WHAT IS ASKED
Isolate every line in the records below with "favorite" in it.
-- START OF DATASET ROWS --
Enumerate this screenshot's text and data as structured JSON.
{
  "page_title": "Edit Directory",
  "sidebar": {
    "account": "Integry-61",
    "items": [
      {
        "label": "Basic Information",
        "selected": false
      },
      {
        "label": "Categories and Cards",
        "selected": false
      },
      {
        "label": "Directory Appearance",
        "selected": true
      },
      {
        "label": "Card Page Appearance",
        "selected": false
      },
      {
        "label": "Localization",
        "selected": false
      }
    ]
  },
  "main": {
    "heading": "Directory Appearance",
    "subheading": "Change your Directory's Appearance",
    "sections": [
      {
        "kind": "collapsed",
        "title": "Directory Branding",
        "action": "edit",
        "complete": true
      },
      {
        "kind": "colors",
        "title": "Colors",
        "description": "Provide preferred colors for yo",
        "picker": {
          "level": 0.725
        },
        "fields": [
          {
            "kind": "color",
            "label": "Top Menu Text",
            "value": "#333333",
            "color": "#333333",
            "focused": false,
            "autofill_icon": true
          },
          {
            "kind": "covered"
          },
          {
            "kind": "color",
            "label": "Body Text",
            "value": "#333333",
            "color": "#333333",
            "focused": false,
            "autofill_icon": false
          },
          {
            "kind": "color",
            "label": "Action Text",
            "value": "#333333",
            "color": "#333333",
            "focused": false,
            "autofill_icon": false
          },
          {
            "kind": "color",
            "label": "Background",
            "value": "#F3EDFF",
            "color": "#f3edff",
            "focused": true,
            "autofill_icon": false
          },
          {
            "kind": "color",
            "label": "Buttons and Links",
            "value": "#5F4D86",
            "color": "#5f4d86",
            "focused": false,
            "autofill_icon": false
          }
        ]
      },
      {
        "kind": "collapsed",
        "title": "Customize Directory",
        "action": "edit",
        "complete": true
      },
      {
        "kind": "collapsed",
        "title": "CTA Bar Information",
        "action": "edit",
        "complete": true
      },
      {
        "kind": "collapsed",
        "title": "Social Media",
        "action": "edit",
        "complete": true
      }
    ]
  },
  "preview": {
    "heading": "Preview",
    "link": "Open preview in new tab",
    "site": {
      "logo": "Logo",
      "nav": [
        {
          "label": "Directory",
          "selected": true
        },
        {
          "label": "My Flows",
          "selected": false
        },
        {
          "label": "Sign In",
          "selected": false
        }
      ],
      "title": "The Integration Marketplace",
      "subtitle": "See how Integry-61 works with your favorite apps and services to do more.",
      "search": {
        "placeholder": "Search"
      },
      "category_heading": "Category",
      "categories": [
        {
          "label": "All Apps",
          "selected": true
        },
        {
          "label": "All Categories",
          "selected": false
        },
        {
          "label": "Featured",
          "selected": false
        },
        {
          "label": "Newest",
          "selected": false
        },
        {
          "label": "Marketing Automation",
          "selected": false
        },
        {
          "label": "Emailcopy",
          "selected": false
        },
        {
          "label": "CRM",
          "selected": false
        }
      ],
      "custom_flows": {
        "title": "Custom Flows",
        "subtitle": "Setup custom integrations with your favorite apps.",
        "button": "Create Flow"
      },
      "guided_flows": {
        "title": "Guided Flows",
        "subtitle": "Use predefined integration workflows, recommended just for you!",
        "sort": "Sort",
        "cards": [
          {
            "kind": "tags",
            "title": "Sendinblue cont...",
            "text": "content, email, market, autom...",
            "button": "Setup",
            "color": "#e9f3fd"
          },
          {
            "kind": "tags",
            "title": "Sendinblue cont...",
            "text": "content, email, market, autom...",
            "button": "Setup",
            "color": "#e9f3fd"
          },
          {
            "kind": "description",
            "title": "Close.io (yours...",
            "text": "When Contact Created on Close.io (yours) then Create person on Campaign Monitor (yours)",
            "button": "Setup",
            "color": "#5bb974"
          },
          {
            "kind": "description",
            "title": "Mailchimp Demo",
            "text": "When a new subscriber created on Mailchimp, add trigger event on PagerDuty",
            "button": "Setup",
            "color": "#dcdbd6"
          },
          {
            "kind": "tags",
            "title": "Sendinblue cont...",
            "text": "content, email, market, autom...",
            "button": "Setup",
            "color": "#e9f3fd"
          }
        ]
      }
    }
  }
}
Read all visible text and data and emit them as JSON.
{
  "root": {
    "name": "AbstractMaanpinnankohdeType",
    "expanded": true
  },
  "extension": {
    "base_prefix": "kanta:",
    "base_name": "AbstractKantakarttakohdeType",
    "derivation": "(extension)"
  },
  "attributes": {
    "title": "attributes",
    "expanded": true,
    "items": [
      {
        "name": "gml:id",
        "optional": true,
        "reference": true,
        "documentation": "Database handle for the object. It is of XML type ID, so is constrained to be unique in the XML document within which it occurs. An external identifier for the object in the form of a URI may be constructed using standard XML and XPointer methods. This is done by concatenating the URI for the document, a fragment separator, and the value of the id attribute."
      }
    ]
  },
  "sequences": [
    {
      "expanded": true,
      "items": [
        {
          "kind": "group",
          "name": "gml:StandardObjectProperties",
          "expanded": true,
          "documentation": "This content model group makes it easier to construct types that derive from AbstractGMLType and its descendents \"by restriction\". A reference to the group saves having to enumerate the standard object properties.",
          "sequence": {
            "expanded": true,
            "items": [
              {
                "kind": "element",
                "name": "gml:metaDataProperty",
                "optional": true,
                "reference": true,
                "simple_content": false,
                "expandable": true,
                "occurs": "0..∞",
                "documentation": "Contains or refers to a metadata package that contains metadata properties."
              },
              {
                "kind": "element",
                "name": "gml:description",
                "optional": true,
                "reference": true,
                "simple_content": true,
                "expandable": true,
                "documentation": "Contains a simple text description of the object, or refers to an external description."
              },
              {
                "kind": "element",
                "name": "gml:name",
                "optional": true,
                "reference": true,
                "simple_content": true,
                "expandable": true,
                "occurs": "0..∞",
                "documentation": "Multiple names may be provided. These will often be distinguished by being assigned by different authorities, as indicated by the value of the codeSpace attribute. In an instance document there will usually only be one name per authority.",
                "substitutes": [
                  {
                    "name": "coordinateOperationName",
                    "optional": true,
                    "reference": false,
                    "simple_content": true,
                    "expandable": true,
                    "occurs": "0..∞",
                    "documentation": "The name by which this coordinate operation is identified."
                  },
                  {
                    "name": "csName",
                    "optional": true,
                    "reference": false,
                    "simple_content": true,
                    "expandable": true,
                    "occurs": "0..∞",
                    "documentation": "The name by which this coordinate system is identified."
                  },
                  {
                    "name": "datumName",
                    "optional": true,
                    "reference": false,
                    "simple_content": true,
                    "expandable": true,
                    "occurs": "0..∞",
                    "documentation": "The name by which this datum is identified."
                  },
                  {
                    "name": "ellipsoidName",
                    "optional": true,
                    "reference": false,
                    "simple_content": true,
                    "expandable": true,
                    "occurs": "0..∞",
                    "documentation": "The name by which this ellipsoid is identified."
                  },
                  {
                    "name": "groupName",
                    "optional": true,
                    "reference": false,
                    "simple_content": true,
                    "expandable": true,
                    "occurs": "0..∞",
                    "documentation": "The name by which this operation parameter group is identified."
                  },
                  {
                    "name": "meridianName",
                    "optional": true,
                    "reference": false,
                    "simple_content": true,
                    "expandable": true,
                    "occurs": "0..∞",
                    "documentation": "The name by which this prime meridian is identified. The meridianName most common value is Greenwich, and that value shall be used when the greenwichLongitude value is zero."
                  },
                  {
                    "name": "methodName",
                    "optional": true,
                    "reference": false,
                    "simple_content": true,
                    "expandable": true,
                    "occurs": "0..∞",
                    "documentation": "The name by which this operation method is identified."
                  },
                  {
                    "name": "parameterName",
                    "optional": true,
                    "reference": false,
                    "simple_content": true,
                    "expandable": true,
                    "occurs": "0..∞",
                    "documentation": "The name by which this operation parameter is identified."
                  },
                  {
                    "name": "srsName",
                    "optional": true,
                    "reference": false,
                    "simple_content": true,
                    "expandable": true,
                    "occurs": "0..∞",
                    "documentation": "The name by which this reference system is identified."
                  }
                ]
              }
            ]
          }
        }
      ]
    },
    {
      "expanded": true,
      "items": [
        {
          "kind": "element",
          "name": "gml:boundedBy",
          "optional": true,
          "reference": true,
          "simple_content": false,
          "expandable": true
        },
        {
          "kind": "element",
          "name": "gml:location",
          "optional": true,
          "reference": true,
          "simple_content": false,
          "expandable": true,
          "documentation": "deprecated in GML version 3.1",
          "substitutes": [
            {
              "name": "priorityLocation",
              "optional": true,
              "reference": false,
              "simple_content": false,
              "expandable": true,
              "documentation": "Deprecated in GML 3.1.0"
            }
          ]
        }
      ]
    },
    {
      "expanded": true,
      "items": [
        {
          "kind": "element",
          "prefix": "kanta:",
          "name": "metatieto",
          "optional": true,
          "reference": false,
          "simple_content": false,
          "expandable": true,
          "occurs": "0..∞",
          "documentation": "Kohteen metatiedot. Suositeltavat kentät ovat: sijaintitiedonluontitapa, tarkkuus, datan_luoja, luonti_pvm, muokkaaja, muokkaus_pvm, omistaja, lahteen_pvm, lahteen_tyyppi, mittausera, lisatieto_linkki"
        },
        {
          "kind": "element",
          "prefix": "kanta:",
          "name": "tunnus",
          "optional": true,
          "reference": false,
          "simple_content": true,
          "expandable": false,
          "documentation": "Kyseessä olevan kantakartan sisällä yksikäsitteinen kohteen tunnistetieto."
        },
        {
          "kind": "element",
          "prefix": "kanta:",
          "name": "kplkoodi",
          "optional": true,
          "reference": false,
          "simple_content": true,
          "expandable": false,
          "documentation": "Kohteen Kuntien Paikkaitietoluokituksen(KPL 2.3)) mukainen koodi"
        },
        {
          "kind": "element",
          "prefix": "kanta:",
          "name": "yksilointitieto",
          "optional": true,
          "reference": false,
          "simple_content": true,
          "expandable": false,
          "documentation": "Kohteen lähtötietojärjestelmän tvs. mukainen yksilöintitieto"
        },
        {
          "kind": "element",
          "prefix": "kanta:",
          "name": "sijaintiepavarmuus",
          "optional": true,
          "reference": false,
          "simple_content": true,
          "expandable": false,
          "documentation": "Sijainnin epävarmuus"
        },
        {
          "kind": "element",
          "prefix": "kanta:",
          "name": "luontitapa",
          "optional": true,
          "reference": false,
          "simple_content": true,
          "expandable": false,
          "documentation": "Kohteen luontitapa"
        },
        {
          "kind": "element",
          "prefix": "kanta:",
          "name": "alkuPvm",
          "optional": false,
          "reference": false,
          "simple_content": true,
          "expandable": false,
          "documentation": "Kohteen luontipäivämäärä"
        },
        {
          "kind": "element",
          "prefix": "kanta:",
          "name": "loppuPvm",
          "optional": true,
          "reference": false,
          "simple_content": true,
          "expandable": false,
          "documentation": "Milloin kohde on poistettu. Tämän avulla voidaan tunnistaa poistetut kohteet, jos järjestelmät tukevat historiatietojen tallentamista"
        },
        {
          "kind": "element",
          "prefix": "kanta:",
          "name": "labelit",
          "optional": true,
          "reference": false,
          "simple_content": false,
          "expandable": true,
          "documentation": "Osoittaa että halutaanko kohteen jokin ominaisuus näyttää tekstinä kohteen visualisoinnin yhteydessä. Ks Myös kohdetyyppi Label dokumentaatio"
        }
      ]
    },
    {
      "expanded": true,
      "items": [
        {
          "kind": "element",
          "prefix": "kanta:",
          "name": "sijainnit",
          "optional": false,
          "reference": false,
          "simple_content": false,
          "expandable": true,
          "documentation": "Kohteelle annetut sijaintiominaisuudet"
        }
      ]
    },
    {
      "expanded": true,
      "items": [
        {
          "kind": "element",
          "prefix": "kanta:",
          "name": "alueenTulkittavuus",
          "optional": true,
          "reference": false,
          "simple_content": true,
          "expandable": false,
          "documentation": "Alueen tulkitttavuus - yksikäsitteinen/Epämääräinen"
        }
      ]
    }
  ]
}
-- END OF DATASET ROWS --
IN RESPONSE
      "subtitle": "See how Integry-61 works with your favorite apps and services to do more.",
        "subtitle": "Setup custom integrations with your favorite apps.",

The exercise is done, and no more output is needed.